TEXTE DU DOCUMENT -
Une remarque avant de vous répondre aux uns et aux autres : il est très surprenant de vous entendre, d'un côté, critiquer l'excès de réglementations et de normes et, de l'autre, réclamer de tout mettre dans la loi. Mais le paradoxe est partagé, et l'ancien parlementaire que je suis, provisoirement, s'y inclut. Une simplification est nécessaire, à laquelle le ministère de l'agriculture prendra part.

Monsieur Bouyx, les entreprises de mareyage seront bien éligibles au fonds de 200 millions d'euros.

Monsieur Lopez-Liguori, on pourrait raconter que le GNR sera défiscalisé jusqu'à la nuit des temps, mais ce seraient des sornettes. Nous avons besoin d'une trajectoire qui réduise progressivement l'avantage fiscal existant. Cette trajectoire est intégralement compensée par trois dispositifs fiscaux, sur les plus-values ou sur le micro-BA (bénéfice agricole), notamment. Ce qui a été prélevé sera largement compensé. La défiscalisation du GNR coûte 1,7 milliard d'euros ; la première phase de réduction ne concernera que 50 millions en 2024.

EXERCICE - Reprenez l'intervention sur le GNR et la fiscalité agricole juste après sa dernière phrase. Les lignes de données n'ont aucun lien avec ce texte.

LIGNES DE DONNÉES -
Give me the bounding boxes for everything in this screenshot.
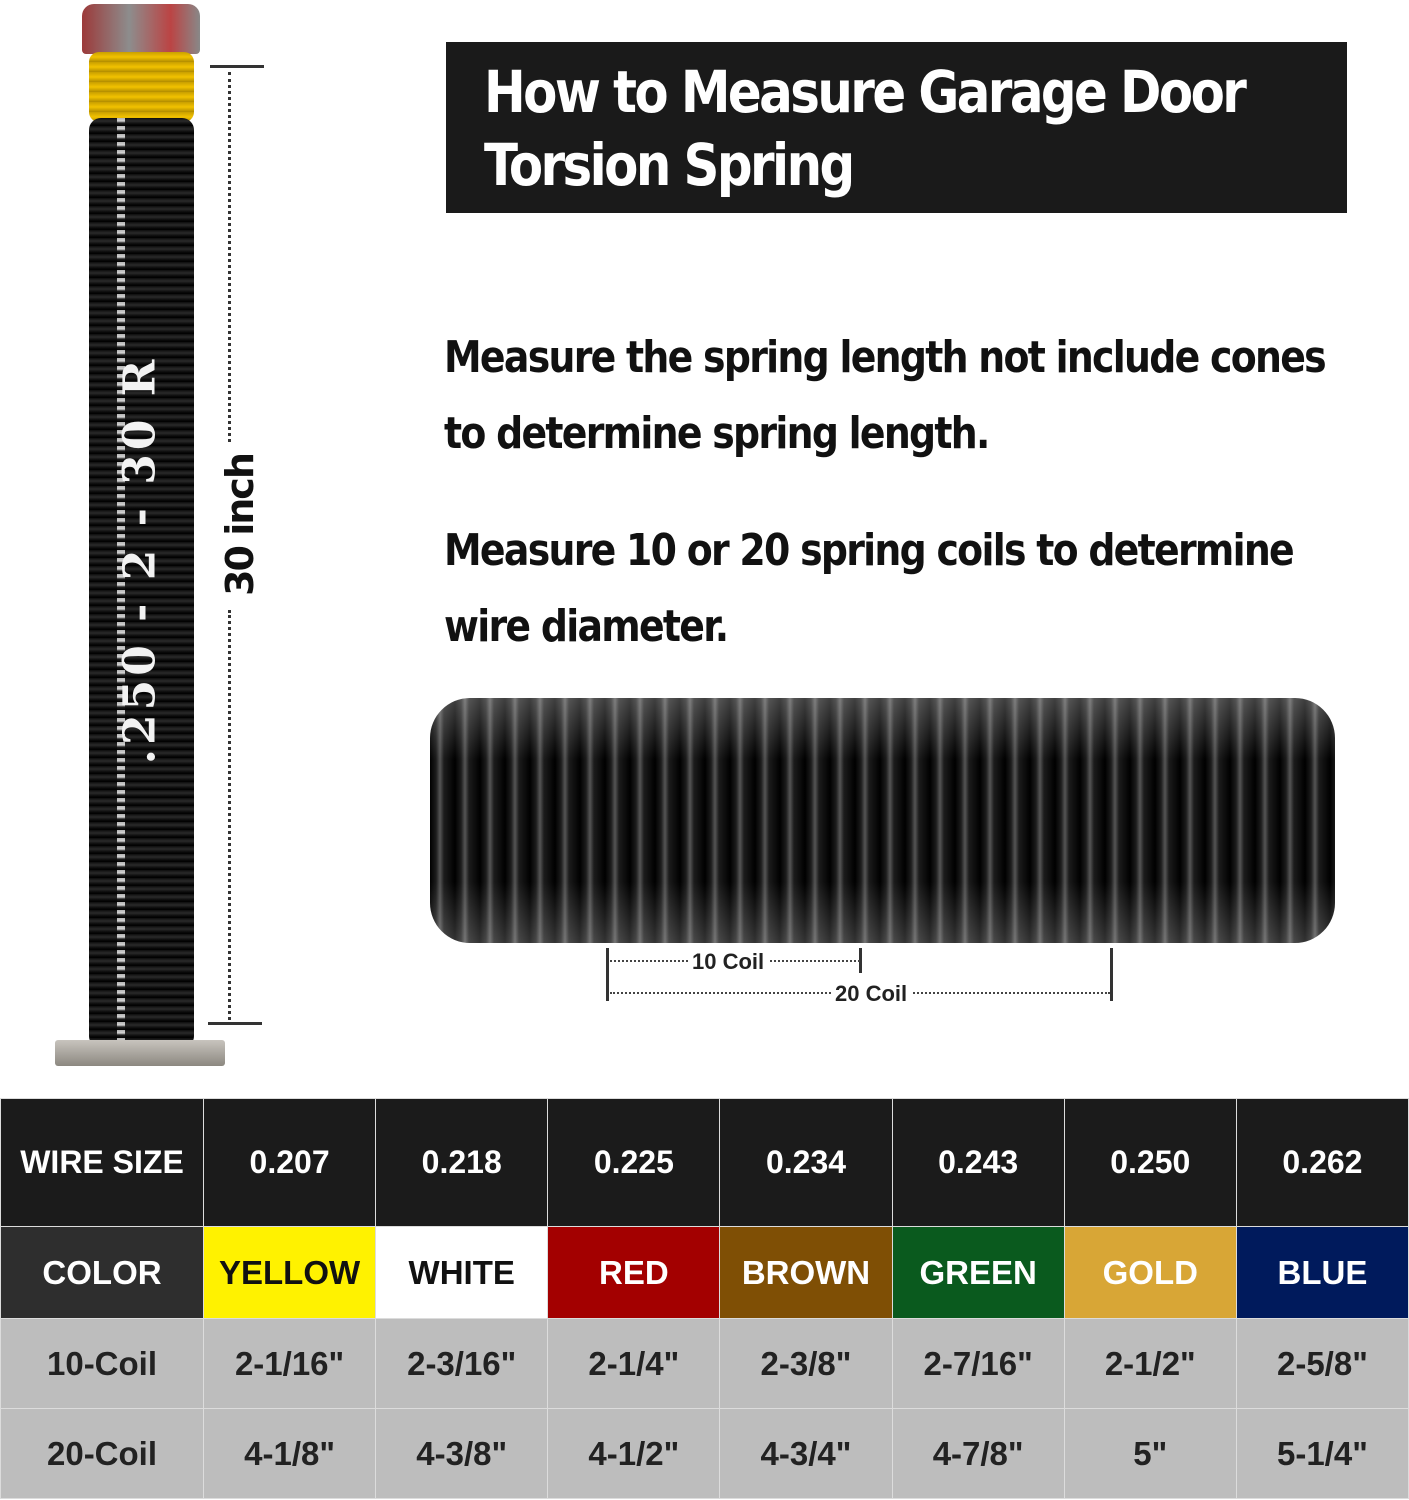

RÉPONSE RÉDIGÉE -
Monsieur Potier, sur le sujet de l'eau, on a besoin de se poser tranquillement, sans démagogie. Des moyens sont nécessaires pour financer la transition hydraulique. Le pacte comprendra des éléments de réglementation destinés à faciliter la création des projets hydrauliques, qui peinent à voir le jour. Les dépenses seront ajustées, étant donné que les recettes seront moindres. Chacun doit prendre ses responsabilités, y compris ceux qui demandent de diminuer les recettes. J'aurais préféré que nous trouvions une trajectoire. Les responsables syndicaux ont d'ailleurs bien dit qu'ils étaient prêts à se remettre très vite autour de la table pour la définir. Face à l'agacement qui naît parfois du sentiment d'accumulation des contraintes, cette mesure permet de se laisser un peu de temps.

Madame Trouvé, je reconnais votre persévérance concernant les prix planchers. Ma réponse n'a pas changé : s'il n'y a des prix planchers qu'en France, les produits viendront d'Allemagne et d'Espagne et tout ce que vous aurez gagné, c'est l'affaiblissement de la ferme France. Le mécanisme économique est connu. Nous ne vivons pas sur une île en autarcie. Il n'y a que la Corée du Nord qui applique ce modèle, et ce n'est pas très encourageant.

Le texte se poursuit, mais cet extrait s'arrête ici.